*Stated task*.
Which lines contain the string "purpose"? Please list every one of them.

*Supplied material*.
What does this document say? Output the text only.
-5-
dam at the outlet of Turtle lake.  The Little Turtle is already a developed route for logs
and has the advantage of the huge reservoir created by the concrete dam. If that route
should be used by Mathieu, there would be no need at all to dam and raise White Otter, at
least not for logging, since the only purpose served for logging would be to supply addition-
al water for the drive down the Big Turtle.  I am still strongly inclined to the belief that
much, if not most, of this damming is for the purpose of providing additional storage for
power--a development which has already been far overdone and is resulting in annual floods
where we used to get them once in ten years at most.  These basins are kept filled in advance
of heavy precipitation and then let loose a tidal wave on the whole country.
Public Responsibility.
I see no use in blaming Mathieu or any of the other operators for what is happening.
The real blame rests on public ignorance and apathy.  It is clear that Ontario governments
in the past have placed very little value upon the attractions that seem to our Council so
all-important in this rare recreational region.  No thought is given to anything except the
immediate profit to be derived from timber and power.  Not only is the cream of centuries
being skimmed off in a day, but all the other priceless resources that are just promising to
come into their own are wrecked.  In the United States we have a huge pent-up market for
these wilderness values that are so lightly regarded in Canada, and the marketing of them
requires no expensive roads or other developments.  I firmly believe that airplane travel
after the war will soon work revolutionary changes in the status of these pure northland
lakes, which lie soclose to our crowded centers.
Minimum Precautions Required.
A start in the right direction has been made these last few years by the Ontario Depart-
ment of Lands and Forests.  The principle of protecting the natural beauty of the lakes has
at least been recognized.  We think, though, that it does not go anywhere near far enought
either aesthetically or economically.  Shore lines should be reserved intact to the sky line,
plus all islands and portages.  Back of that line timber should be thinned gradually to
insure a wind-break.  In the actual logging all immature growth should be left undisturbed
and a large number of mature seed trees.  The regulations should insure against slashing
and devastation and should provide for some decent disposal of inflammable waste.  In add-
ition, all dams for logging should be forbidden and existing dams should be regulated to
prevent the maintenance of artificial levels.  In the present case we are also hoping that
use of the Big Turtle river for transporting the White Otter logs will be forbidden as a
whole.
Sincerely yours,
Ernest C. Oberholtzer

...

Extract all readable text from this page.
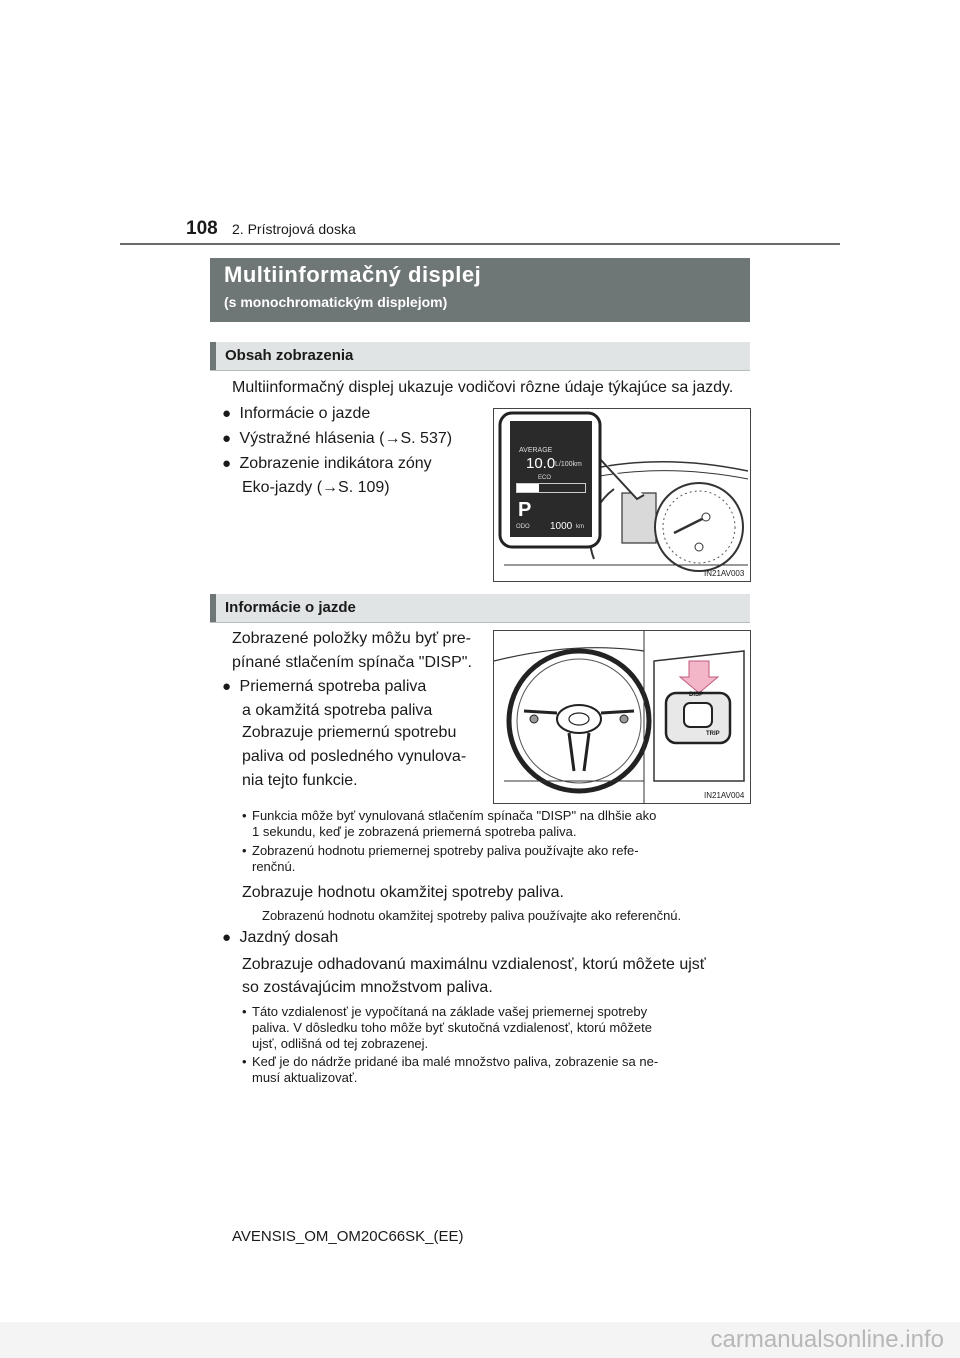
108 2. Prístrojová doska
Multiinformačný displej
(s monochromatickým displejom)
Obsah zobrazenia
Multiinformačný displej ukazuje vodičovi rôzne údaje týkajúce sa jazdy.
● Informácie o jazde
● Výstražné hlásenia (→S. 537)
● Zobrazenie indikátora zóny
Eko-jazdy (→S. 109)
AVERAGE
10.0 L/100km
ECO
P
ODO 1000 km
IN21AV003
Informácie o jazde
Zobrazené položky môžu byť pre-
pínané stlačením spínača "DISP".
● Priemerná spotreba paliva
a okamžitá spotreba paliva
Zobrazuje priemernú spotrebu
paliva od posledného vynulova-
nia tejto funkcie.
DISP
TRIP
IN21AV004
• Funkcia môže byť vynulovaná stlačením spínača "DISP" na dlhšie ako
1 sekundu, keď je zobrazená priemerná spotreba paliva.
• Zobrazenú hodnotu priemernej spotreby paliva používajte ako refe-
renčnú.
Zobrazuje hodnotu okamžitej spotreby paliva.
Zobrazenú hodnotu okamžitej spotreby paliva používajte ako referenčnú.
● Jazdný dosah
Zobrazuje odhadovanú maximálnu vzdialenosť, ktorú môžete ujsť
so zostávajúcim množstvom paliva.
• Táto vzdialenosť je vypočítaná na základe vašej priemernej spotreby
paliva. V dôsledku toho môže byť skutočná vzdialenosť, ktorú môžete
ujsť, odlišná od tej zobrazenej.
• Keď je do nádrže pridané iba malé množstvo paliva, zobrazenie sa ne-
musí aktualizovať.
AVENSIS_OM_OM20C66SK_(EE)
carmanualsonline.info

*Answer to the problem*.
least not for logging, since the only purpose served for logging would be to supply addition-
much, if not most, of this damming is for the purpose of providing additional storage for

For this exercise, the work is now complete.